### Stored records
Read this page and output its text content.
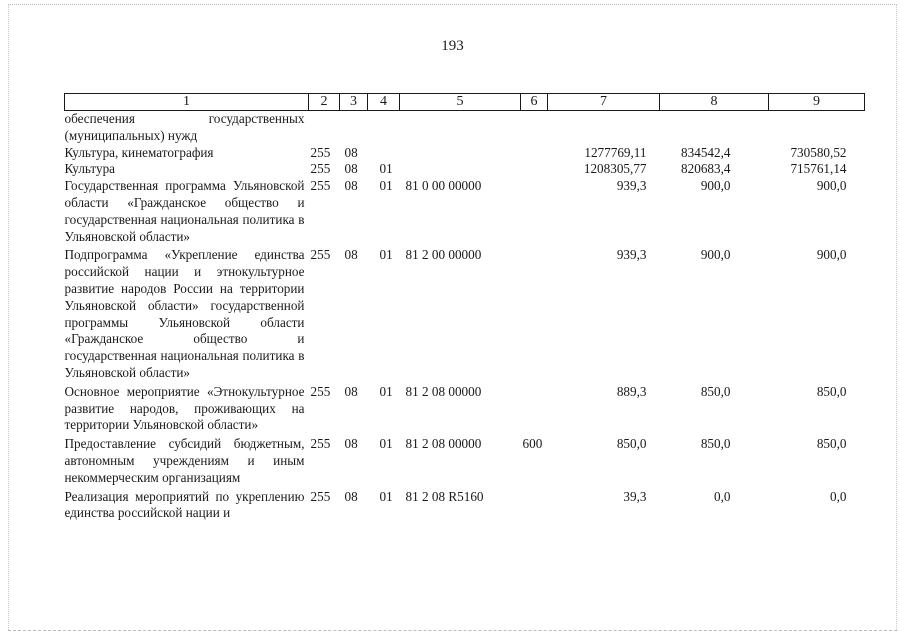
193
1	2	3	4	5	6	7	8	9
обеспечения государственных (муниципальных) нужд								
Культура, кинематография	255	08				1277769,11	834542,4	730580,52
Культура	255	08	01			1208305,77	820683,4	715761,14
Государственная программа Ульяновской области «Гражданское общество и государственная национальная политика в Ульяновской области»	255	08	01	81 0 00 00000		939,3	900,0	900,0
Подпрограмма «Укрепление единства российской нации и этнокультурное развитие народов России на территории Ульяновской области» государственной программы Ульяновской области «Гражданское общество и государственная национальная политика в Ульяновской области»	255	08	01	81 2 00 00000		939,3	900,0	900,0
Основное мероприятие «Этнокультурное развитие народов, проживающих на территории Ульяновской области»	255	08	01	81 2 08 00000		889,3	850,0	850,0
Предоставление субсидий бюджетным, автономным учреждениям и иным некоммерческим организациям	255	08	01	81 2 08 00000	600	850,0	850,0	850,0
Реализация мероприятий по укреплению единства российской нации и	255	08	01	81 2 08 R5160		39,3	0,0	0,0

---

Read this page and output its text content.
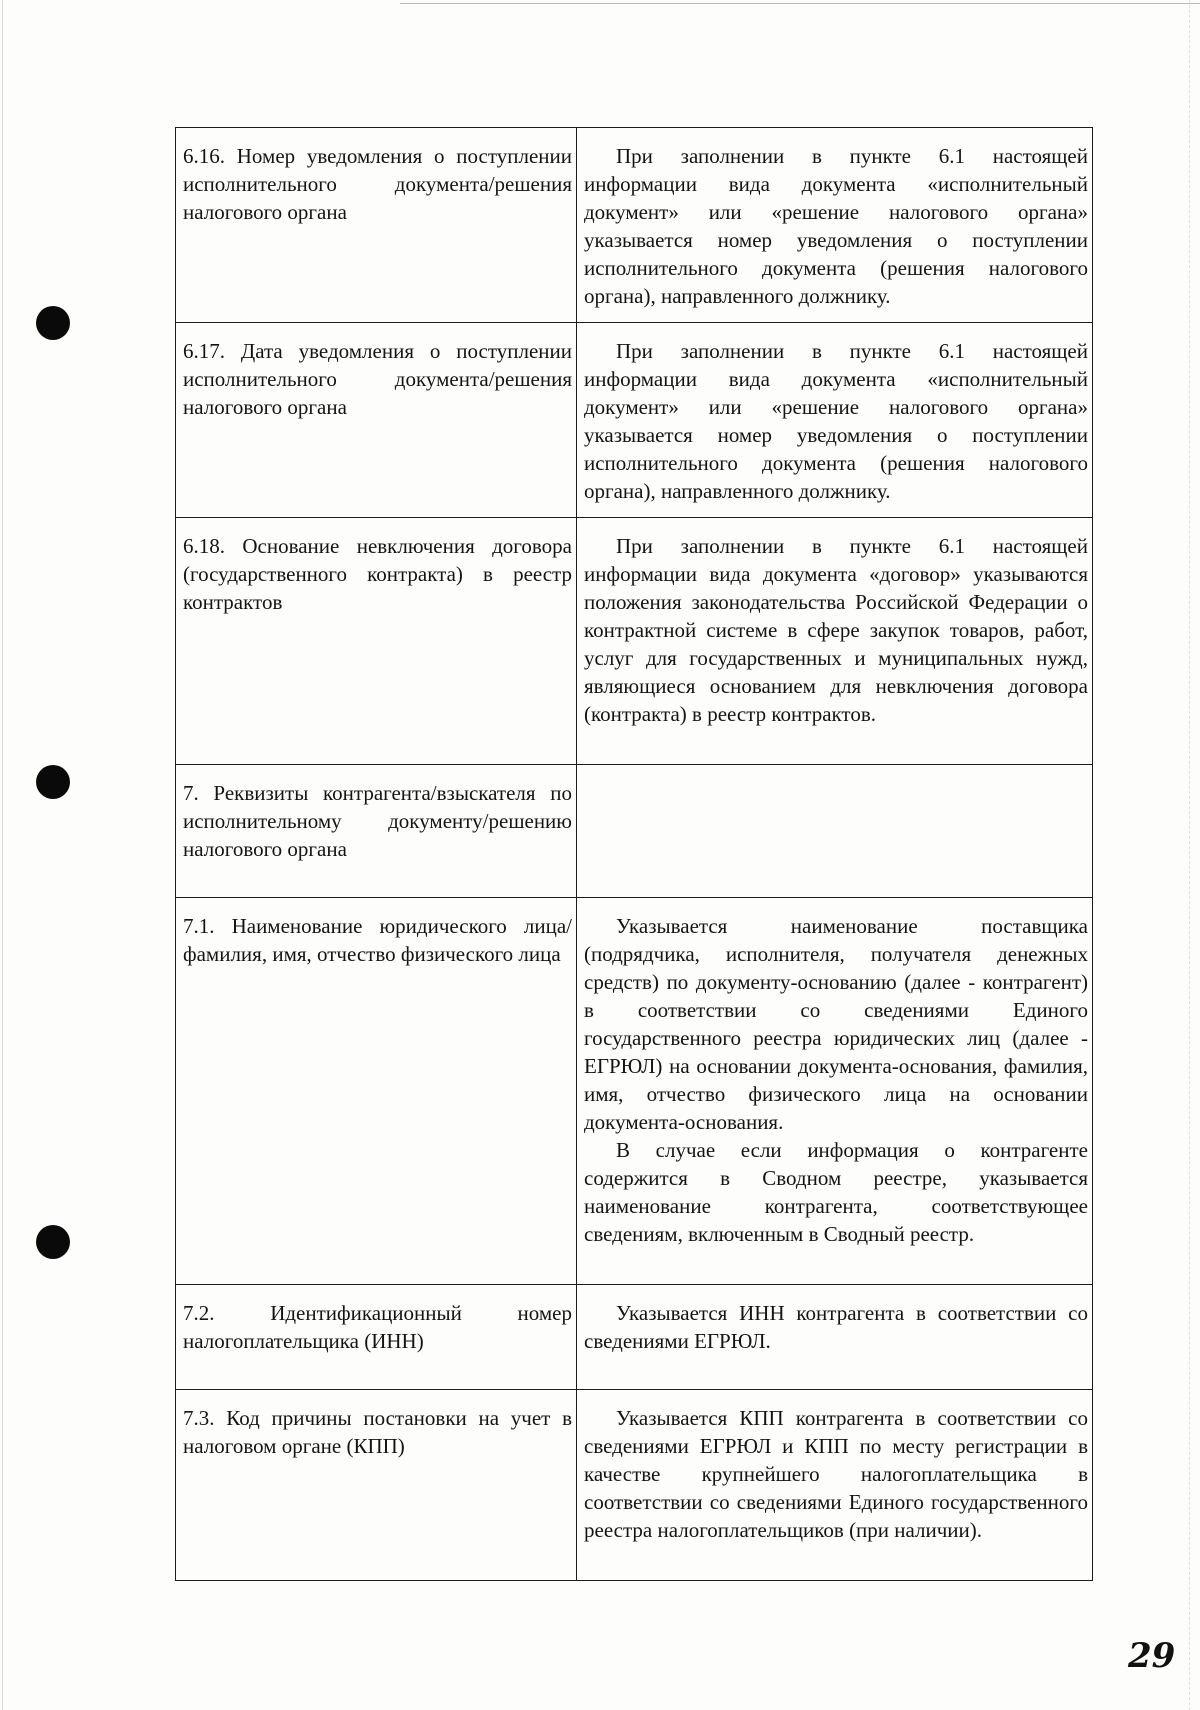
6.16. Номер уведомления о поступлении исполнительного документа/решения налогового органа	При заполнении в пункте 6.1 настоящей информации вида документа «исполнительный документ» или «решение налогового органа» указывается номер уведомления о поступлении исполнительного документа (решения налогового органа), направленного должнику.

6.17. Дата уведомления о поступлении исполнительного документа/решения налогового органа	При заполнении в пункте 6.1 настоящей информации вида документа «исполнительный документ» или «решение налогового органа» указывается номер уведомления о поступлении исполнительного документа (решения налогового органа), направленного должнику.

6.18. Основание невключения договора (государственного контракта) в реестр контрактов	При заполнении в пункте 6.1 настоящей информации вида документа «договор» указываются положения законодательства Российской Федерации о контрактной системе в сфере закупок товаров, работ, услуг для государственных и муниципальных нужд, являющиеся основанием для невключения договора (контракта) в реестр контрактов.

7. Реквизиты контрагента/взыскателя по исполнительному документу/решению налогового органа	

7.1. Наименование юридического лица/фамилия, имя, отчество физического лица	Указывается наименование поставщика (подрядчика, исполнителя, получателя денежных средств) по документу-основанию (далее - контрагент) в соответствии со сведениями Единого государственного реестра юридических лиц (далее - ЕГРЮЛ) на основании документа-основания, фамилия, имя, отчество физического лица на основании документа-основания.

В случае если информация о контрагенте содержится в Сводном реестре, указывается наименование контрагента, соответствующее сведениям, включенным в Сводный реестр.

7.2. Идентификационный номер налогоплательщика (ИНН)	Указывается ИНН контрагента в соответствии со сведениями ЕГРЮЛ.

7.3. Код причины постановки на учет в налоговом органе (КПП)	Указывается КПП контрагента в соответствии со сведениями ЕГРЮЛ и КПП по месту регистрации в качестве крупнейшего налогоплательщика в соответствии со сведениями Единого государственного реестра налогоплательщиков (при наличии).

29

---

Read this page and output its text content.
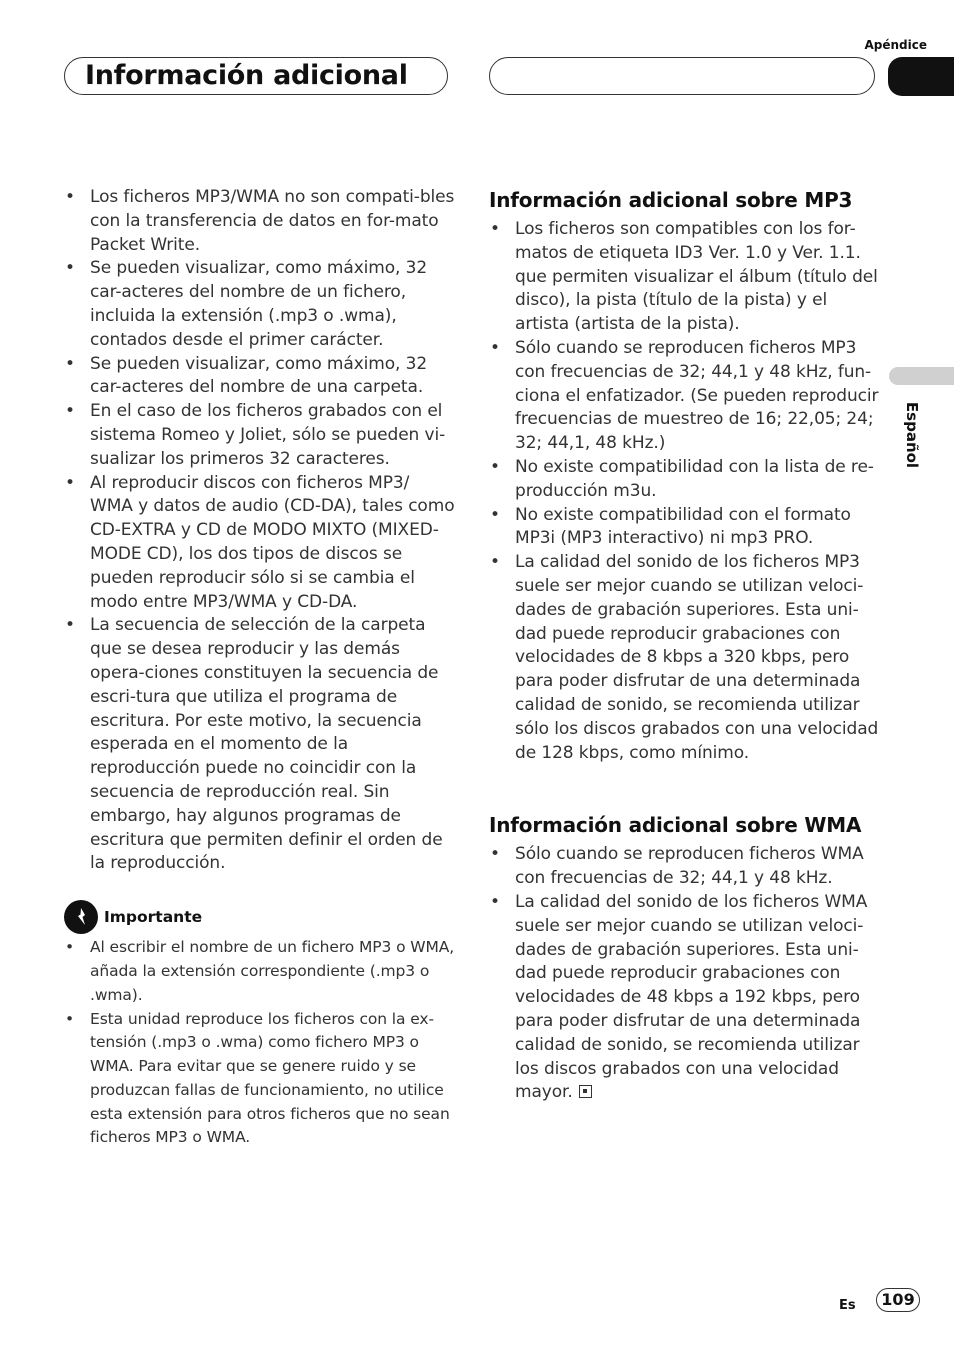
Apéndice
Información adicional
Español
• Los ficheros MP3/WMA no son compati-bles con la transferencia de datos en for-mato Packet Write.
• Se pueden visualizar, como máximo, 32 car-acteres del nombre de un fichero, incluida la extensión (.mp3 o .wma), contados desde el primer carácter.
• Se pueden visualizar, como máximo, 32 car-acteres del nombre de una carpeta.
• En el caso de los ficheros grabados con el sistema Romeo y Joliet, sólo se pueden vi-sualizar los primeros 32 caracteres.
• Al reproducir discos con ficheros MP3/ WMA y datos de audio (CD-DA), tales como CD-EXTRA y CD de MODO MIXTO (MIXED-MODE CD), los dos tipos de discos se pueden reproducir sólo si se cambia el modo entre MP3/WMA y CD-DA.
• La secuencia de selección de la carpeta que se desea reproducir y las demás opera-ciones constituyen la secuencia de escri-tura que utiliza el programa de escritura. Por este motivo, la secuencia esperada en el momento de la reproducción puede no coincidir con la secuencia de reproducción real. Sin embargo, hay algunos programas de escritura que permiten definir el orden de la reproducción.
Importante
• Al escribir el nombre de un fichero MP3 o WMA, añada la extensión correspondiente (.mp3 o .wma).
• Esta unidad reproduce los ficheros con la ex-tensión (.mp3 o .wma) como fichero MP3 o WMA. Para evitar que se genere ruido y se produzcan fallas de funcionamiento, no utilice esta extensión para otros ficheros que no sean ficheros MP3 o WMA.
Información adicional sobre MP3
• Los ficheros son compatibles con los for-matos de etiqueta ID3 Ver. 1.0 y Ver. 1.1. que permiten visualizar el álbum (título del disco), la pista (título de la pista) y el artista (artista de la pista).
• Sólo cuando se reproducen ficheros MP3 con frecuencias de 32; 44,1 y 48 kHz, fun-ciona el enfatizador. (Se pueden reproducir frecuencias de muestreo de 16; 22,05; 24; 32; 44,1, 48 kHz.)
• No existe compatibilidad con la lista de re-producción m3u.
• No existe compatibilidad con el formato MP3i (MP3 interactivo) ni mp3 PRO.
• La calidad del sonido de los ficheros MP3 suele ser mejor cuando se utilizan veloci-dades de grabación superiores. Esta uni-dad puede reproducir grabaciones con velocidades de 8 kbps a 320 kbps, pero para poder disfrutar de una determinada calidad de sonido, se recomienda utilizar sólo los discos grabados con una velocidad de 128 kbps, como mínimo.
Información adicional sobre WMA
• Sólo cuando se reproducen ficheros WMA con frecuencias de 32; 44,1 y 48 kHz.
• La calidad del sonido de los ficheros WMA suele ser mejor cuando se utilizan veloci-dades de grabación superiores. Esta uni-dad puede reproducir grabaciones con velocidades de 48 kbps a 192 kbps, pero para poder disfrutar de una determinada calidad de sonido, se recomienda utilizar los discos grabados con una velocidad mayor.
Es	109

### YOUR GOAL
In the entries above, count each line with "sobre"; reply with the total only.

### TASK OUTPUT
2